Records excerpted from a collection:
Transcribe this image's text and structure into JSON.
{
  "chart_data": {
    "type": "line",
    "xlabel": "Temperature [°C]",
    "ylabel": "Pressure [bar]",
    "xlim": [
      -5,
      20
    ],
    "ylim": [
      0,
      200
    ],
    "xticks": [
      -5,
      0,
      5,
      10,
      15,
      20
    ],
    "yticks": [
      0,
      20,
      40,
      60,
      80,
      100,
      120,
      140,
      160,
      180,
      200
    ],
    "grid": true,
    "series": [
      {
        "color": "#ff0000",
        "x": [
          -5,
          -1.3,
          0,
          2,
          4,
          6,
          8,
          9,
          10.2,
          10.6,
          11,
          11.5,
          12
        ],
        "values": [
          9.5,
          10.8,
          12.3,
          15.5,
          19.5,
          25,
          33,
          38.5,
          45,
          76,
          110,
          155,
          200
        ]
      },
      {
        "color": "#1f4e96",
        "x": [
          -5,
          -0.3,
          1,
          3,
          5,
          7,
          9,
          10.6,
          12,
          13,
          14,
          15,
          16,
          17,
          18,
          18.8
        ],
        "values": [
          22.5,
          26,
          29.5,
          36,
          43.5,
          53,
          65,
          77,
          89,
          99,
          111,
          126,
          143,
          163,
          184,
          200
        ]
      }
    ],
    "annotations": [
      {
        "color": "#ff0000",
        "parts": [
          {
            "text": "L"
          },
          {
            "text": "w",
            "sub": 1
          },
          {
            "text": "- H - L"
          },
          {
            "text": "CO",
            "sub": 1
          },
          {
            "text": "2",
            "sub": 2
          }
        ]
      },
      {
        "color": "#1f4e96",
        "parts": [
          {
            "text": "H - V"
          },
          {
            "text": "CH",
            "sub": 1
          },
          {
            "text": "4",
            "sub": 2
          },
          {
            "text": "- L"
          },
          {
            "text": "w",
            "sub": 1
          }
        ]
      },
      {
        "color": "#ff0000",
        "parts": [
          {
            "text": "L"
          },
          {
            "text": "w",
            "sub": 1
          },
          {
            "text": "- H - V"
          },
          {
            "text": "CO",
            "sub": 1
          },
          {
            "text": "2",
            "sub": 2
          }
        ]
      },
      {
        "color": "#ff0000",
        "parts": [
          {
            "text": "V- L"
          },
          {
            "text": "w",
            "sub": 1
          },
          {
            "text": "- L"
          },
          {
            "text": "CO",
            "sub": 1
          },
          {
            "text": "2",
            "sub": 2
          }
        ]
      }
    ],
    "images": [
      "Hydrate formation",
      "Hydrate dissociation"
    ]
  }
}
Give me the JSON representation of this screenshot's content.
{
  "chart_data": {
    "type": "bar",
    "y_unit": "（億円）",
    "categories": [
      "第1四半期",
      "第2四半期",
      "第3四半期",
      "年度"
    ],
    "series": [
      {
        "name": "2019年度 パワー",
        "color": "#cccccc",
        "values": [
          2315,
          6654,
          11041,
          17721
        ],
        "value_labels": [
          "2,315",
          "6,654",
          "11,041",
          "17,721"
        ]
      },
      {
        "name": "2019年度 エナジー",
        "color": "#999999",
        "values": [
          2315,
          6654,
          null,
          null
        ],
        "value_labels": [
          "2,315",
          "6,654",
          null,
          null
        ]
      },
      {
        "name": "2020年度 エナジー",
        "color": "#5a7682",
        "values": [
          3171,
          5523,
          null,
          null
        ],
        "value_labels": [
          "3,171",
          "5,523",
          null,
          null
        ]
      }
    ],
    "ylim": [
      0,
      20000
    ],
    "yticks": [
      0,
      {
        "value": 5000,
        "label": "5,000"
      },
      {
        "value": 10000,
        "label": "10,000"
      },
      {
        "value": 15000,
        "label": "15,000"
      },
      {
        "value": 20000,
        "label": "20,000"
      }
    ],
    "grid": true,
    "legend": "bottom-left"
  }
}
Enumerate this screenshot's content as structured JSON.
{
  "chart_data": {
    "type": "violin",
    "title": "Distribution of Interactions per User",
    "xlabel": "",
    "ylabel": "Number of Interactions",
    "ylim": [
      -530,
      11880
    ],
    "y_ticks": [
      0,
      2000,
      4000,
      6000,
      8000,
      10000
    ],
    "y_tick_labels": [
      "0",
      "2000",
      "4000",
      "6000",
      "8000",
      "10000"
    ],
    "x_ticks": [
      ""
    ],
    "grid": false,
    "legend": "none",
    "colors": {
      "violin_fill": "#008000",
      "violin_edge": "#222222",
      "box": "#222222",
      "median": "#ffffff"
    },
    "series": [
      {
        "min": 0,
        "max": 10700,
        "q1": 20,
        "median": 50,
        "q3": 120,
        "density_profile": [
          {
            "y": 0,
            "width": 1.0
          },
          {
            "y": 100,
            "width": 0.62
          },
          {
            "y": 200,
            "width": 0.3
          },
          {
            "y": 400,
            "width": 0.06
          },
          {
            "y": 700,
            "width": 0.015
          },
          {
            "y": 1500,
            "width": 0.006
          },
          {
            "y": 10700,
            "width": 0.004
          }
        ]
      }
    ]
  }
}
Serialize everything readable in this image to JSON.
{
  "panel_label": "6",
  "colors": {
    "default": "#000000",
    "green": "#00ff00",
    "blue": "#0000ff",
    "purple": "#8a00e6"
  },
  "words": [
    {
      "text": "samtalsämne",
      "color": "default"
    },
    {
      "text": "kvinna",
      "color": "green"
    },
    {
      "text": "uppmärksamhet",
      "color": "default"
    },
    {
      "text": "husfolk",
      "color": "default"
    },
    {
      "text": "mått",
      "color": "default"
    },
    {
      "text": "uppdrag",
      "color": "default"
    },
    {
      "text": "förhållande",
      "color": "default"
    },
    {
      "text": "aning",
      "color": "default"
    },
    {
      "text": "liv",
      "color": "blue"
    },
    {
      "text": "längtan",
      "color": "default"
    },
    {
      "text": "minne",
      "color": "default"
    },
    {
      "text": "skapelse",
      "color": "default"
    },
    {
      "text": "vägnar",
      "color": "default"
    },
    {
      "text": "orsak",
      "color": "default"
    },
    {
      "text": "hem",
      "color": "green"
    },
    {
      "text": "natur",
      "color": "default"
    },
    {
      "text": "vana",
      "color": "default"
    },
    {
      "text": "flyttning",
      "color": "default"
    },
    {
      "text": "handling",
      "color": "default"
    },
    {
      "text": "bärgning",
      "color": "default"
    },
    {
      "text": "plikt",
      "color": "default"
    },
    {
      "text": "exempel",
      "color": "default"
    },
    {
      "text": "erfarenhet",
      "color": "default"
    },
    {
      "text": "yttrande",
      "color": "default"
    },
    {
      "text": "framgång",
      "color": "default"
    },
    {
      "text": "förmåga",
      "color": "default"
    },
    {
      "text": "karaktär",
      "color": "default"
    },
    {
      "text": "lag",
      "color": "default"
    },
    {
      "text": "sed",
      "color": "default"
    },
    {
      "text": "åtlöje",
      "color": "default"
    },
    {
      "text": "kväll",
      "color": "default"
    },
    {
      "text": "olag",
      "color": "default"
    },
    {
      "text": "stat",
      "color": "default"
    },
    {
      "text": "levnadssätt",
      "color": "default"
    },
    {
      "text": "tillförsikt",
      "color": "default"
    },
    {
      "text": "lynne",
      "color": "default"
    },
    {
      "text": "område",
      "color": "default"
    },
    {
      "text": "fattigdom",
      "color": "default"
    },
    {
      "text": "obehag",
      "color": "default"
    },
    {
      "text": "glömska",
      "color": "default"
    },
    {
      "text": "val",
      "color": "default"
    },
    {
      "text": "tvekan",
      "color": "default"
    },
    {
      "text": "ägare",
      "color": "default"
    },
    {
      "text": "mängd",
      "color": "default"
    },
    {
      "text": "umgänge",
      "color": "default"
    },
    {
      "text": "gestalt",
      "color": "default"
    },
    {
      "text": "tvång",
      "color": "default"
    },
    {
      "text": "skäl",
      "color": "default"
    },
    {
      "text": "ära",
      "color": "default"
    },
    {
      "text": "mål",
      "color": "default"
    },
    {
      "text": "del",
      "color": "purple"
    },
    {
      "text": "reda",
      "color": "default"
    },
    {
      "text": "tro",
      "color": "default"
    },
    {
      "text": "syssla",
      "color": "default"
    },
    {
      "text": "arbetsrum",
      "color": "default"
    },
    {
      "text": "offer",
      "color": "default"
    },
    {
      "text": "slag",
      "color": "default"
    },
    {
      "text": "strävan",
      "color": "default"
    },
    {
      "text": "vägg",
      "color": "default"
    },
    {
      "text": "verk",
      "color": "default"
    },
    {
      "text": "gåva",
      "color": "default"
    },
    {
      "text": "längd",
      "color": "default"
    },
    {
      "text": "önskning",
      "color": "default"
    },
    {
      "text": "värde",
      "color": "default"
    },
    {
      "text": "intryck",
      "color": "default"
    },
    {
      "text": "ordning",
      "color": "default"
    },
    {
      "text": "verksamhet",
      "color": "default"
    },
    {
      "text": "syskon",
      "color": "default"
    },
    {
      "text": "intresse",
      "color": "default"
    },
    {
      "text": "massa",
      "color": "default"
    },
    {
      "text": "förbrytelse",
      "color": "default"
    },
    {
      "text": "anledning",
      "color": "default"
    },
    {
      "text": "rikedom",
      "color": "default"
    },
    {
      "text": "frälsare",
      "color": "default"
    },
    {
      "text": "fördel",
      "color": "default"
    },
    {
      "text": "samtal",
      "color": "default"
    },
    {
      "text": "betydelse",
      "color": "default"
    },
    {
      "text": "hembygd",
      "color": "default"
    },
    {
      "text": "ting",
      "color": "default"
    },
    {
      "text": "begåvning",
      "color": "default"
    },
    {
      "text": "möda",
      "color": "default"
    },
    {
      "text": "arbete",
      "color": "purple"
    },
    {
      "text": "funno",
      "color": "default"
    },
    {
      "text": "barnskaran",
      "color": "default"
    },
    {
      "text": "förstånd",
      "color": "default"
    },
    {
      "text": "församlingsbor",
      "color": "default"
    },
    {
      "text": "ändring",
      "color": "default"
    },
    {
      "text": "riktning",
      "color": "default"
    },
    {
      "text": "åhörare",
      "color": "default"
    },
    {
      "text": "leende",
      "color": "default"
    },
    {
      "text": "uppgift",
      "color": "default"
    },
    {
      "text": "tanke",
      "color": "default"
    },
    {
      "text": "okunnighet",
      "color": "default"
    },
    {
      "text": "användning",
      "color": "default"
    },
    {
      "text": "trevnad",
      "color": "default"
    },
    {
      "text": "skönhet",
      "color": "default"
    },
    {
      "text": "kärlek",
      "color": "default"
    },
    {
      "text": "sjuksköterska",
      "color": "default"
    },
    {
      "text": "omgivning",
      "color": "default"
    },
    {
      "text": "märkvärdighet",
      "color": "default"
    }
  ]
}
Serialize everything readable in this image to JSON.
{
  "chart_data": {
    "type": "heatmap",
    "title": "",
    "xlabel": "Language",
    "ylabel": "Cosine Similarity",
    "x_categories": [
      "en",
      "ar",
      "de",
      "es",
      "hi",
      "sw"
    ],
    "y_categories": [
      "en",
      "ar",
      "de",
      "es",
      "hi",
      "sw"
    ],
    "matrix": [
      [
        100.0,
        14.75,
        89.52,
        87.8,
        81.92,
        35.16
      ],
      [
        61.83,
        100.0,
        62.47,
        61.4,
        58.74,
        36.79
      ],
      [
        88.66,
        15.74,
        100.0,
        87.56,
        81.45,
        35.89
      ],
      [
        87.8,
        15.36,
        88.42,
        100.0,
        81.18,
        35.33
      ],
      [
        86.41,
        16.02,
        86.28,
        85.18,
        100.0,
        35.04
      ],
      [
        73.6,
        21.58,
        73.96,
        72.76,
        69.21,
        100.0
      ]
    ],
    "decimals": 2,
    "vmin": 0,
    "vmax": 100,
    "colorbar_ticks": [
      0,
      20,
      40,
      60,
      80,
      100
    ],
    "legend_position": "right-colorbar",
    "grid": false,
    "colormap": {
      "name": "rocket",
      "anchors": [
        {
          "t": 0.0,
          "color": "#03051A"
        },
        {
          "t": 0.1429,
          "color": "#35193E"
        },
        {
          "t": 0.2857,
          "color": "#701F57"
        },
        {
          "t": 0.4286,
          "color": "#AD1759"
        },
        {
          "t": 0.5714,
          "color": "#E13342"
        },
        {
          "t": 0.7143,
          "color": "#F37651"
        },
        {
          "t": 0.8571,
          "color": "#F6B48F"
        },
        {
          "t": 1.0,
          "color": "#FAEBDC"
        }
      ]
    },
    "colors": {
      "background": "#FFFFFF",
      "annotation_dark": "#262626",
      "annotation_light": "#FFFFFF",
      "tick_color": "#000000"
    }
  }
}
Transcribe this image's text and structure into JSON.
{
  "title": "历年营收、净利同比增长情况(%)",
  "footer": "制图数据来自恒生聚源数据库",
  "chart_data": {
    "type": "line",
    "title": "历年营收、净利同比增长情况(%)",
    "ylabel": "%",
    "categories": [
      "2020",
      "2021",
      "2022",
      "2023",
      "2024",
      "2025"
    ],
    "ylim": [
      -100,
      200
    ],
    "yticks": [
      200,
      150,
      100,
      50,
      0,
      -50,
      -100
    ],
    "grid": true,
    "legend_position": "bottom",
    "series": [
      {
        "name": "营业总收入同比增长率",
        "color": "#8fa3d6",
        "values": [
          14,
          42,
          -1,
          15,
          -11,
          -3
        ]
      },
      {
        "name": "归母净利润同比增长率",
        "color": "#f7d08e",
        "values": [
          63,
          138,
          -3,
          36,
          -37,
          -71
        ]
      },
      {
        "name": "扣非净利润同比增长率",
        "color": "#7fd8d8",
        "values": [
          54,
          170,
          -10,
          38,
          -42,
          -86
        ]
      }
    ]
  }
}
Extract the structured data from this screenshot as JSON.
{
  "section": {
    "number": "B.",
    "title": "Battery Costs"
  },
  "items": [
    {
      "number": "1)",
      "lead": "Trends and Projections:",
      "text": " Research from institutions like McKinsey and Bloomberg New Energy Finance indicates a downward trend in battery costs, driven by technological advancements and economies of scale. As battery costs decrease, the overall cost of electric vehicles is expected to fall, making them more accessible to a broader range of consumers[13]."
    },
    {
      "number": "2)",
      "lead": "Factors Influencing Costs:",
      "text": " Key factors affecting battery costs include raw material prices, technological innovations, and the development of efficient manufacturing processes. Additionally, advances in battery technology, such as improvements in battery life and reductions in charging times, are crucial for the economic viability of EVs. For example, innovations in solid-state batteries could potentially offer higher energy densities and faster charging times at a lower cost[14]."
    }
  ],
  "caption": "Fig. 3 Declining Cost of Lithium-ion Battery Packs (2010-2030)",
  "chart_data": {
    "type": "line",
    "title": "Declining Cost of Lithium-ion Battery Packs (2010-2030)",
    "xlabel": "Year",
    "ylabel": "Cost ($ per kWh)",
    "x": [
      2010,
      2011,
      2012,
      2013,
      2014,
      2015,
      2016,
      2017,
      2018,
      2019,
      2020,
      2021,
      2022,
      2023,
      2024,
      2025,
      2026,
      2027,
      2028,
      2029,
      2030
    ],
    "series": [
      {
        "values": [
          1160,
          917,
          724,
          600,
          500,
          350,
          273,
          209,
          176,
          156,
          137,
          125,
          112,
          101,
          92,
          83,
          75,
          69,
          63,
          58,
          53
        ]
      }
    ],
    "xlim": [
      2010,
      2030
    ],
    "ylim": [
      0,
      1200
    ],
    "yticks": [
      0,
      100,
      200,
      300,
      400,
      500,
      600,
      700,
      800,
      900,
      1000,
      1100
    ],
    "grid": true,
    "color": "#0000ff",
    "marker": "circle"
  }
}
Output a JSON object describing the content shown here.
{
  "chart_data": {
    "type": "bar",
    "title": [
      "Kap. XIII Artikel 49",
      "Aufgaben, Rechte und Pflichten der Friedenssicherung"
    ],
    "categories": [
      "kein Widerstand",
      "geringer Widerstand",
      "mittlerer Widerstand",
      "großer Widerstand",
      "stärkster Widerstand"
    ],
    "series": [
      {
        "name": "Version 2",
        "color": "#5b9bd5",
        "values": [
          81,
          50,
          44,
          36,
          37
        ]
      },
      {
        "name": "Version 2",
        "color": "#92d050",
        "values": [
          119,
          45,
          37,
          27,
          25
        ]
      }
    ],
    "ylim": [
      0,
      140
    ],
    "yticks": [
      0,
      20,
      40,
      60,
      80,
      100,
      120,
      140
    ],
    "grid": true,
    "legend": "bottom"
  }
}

### [Problem]
Using the records above, copy every line that has the word "name" in it.

### [The reply]
        "name": "2019年度 パワー",
        "name": "2019年度 エナジー",
        "name": "2020年度 エナジー",
      "name": "rocket",
        "name": "营业总收入同比增长率",
        "name": "归母净利润同比增长率",
        "name": "扣非净利润同比增长率",
        "name": "Version 2",
        "name": "Version 2",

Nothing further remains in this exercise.